Figure content listings
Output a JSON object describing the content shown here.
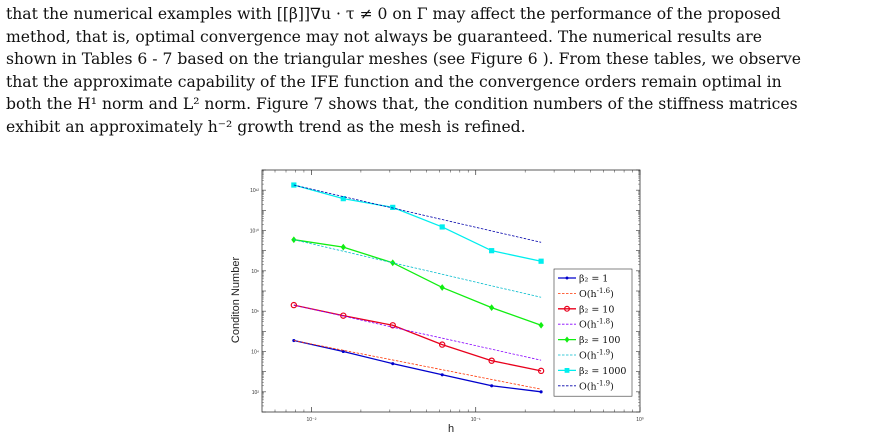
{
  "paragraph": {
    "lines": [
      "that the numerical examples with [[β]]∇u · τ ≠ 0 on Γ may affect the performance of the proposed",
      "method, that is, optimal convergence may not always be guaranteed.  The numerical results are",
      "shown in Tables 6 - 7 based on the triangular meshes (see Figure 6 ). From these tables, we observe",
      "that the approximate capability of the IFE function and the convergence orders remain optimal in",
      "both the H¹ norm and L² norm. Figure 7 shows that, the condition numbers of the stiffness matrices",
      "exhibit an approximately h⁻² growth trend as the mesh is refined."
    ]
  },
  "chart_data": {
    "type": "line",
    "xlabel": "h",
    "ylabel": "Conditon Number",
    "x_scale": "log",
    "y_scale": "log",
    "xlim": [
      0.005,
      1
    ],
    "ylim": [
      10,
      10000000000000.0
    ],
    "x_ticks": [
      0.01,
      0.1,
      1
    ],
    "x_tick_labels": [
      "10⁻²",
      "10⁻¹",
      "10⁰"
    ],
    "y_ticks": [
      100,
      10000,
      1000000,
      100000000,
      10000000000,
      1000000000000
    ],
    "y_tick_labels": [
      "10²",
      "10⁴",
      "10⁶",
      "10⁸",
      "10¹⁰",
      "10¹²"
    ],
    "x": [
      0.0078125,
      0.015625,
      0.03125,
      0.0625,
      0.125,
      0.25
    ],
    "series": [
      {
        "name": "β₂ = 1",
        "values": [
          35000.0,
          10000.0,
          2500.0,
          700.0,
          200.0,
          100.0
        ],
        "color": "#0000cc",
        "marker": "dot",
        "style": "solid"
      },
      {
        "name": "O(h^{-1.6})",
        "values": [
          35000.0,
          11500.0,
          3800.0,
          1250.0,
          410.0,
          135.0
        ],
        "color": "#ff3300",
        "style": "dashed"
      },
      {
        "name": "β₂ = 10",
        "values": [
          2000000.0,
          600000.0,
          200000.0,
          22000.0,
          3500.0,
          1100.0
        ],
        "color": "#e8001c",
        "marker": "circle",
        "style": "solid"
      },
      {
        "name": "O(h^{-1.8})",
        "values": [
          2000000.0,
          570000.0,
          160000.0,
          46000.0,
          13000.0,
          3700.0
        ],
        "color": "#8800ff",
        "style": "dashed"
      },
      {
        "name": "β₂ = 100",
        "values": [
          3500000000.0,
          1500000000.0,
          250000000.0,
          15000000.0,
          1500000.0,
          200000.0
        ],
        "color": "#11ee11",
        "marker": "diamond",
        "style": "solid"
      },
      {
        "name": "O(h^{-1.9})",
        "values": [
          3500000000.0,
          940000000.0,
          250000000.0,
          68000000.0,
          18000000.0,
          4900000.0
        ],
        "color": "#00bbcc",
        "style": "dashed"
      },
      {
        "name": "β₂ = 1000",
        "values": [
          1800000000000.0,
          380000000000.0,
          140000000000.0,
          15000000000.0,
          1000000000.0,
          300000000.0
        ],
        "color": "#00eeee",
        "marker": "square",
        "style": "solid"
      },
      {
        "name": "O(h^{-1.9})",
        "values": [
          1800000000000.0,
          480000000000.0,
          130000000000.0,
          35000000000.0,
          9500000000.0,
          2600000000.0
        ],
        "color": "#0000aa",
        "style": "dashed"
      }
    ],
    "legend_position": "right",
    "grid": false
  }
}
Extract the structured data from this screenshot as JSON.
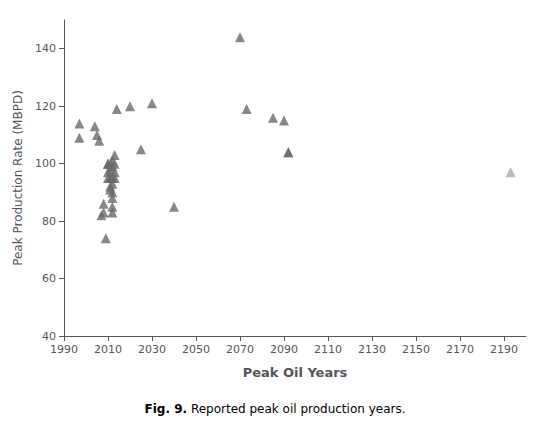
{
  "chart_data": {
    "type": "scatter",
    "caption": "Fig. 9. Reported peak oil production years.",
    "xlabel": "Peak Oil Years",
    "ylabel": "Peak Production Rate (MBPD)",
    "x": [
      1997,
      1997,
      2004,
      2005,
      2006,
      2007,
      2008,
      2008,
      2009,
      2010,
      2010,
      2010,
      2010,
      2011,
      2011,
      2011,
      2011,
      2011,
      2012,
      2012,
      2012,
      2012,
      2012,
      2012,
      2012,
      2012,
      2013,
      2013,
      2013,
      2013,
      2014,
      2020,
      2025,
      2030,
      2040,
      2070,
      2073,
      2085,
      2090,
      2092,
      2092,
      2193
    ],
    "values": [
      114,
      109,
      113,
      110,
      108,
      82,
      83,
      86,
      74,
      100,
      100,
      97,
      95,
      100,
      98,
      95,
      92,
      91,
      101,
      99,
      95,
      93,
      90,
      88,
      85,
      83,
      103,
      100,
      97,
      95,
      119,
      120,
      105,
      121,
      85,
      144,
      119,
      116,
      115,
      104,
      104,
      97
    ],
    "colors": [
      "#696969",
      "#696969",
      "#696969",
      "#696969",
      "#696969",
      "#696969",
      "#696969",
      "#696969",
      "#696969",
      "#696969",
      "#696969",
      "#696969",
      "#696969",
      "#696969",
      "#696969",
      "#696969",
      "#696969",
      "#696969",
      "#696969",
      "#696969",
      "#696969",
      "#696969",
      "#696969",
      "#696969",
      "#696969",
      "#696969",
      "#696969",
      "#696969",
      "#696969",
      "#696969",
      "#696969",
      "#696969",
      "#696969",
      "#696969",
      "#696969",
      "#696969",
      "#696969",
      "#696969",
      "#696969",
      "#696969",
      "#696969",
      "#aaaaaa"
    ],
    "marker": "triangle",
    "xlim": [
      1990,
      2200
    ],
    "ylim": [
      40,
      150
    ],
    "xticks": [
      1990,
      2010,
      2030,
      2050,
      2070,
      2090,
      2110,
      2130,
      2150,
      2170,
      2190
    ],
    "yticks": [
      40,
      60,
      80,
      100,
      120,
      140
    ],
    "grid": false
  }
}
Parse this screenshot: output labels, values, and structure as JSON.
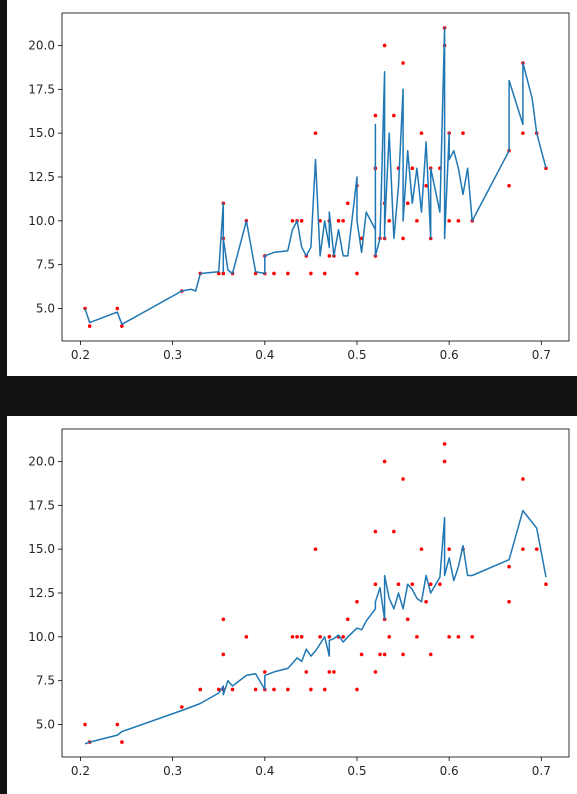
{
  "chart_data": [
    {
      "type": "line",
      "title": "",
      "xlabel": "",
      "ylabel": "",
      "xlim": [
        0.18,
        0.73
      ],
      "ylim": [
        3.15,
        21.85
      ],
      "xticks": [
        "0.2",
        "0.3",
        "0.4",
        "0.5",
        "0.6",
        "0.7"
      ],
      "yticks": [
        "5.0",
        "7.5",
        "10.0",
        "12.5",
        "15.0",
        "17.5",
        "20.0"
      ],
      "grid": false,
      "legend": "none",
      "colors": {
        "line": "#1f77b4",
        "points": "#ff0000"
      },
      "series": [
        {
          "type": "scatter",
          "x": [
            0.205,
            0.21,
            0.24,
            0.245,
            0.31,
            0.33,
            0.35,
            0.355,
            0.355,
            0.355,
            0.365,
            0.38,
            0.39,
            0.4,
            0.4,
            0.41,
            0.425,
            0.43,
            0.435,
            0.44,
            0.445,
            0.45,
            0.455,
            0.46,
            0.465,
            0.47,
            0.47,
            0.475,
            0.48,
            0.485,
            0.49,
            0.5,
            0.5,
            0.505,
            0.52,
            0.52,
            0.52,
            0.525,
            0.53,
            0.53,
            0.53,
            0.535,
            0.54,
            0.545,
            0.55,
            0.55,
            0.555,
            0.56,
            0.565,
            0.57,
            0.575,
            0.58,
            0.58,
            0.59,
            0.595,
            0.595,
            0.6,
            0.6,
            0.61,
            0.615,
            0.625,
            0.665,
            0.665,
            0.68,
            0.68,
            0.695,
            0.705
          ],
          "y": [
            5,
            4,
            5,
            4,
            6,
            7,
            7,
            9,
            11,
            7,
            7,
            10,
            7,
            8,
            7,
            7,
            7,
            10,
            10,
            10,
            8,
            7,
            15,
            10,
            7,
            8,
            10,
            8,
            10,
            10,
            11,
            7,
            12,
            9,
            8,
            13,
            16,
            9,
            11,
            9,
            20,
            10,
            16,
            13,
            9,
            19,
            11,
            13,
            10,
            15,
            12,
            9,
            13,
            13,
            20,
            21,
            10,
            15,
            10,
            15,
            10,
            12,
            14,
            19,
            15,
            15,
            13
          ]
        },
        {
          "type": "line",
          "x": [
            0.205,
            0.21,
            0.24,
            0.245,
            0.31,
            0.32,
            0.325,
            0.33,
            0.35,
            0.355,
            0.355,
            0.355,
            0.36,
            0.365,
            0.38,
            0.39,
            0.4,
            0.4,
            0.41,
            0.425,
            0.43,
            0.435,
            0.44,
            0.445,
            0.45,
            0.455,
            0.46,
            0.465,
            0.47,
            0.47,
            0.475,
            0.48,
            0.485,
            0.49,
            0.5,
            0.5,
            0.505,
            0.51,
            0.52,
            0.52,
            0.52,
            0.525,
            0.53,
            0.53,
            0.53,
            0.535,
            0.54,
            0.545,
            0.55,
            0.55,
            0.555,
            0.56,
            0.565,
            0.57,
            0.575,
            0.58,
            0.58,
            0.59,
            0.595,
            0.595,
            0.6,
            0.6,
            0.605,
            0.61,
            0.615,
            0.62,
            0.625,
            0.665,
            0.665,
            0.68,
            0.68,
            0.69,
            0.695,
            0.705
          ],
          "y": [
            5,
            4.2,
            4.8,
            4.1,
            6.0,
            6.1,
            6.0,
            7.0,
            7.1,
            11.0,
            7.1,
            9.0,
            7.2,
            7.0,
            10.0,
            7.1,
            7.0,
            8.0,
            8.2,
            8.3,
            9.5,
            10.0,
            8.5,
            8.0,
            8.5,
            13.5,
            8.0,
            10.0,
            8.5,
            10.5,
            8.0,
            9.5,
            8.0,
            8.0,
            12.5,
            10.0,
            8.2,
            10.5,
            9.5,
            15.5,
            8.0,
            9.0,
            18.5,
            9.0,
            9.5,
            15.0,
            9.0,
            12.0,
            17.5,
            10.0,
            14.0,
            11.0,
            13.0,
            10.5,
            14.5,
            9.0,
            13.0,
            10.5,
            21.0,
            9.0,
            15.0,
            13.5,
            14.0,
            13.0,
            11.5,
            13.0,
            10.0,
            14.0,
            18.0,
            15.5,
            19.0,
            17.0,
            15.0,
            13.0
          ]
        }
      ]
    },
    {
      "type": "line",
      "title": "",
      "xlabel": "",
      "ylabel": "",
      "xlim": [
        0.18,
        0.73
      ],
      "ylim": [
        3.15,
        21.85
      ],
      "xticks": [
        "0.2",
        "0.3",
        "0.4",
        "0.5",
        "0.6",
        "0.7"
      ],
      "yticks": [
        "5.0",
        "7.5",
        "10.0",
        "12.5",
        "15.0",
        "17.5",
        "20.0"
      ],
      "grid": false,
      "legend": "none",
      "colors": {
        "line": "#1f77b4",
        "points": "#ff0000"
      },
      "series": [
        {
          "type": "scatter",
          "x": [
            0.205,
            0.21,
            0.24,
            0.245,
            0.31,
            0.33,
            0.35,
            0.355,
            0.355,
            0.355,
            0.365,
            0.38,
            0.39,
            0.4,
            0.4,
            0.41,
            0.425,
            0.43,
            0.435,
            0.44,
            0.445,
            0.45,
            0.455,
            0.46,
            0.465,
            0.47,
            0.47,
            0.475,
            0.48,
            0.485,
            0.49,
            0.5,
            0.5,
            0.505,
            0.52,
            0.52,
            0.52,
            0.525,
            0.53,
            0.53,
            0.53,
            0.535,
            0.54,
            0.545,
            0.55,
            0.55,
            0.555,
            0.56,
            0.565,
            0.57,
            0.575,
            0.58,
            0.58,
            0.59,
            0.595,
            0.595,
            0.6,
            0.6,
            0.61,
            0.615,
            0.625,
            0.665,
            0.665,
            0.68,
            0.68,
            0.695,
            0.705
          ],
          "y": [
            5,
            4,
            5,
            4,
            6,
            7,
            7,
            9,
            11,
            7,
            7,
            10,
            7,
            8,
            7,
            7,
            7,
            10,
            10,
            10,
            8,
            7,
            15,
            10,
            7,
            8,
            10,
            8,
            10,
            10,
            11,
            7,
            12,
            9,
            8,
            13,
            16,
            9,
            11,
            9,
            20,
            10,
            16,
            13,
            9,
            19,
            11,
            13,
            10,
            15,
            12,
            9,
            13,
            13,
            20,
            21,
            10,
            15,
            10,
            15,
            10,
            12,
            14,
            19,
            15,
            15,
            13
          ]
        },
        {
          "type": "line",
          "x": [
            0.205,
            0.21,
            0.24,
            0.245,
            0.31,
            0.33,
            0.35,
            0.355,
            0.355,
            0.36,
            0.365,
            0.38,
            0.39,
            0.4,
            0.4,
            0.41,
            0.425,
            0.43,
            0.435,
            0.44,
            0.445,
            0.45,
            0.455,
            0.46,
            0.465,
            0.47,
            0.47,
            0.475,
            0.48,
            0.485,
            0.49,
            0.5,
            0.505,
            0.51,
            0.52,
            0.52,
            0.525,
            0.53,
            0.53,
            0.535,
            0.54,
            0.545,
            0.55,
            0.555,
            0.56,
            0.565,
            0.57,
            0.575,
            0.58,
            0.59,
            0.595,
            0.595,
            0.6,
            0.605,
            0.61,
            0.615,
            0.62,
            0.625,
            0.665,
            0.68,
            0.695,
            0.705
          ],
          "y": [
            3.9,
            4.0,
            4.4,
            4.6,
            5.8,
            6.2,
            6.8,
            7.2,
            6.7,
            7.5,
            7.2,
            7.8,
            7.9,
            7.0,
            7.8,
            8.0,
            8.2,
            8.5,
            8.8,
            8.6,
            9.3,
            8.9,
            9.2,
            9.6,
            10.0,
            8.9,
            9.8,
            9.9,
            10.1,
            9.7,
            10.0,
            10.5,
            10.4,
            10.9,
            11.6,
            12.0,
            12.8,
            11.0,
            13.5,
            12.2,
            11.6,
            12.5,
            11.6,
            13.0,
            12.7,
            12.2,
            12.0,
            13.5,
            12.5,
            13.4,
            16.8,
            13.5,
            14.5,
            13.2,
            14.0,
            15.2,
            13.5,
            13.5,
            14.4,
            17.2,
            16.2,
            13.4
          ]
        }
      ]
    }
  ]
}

▶ [WHAT THE EXERCISE ASKS] In the material above, show every line where the word "optimal" turns up.

▶ [TASK SOLUTION]
      "method, that is, optimal convergence may not always be guaranteed.  The numerical results are",
      "that the approximate capability of the IFE function and the convergence orders remain optimal in",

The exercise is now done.